Task directions
Search the listing below for the string "JSON" and copy every line where it occurs.

Figure dataset records
┏━━

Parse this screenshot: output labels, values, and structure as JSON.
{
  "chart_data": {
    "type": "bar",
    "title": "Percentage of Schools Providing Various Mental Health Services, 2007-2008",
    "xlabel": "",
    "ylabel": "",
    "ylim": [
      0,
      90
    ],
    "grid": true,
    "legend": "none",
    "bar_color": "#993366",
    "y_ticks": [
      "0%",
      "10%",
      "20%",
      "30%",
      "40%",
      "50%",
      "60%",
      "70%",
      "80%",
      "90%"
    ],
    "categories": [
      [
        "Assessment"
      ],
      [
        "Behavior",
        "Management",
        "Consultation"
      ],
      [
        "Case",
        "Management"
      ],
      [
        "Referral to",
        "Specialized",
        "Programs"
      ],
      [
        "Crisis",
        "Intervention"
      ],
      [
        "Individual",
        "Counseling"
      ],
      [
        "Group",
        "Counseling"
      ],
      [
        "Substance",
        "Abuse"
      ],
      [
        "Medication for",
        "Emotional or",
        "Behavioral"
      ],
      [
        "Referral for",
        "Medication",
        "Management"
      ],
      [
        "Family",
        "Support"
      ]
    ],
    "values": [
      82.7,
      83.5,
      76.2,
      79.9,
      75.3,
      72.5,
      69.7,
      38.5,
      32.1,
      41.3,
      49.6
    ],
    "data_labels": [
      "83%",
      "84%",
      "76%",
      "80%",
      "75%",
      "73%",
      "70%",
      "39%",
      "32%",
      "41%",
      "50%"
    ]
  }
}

┗━━
┏━━

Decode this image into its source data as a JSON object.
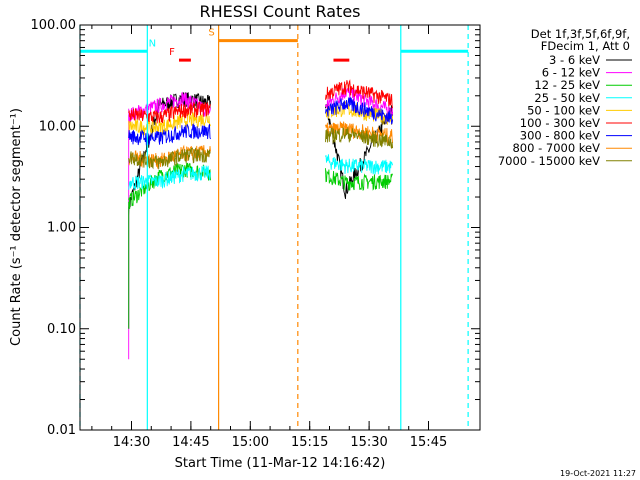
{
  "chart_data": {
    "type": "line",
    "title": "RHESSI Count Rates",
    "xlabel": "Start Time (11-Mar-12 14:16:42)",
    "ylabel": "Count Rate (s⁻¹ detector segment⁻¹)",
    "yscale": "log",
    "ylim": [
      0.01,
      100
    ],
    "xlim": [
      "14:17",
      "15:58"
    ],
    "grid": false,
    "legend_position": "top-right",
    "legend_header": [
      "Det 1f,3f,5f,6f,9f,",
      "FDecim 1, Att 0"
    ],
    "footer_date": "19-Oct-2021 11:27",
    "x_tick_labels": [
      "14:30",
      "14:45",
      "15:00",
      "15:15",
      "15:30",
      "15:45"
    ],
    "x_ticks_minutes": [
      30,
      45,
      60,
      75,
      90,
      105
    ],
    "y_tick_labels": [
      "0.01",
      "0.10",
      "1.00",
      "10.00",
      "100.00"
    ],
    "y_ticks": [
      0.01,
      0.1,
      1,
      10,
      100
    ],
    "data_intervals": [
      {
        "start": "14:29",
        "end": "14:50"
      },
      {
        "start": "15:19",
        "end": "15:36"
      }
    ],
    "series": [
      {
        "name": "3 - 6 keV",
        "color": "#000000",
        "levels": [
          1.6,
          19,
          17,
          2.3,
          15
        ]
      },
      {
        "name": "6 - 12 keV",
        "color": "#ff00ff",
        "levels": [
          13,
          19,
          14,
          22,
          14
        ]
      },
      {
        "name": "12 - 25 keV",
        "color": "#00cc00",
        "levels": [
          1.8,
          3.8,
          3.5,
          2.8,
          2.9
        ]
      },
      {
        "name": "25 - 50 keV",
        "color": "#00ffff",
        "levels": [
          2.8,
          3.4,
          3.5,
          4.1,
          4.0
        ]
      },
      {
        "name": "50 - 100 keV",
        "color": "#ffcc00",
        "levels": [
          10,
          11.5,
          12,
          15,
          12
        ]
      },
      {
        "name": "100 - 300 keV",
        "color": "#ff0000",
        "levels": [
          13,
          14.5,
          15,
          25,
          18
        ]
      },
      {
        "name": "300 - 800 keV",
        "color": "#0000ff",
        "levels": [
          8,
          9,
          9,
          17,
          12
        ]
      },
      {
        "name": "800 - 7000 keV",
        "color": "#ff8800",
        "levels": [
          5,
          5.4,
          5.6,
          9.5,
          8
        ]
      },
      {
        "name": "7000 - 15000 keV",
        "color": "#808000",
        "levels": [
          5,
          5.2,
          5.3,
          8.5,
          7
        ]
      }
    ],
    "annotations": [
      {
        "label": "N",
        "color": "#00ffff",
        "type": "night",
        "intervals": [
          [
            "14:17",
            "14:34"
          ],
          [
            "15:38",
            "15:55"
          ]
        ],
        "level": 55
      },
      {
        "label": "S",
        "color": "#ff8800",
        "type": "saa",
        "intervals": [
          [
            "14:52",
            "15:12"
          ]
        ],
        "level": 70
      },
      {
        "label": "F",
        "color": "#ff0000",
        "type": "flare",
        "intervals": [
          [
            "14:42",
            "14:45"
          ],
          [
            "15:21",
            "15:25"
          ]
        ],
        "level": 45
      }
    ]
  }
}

┗━━

Response to this task
Parse this screenshot: output labels, values, and structure as JSON.
Decode this image into its source data as a JSON object.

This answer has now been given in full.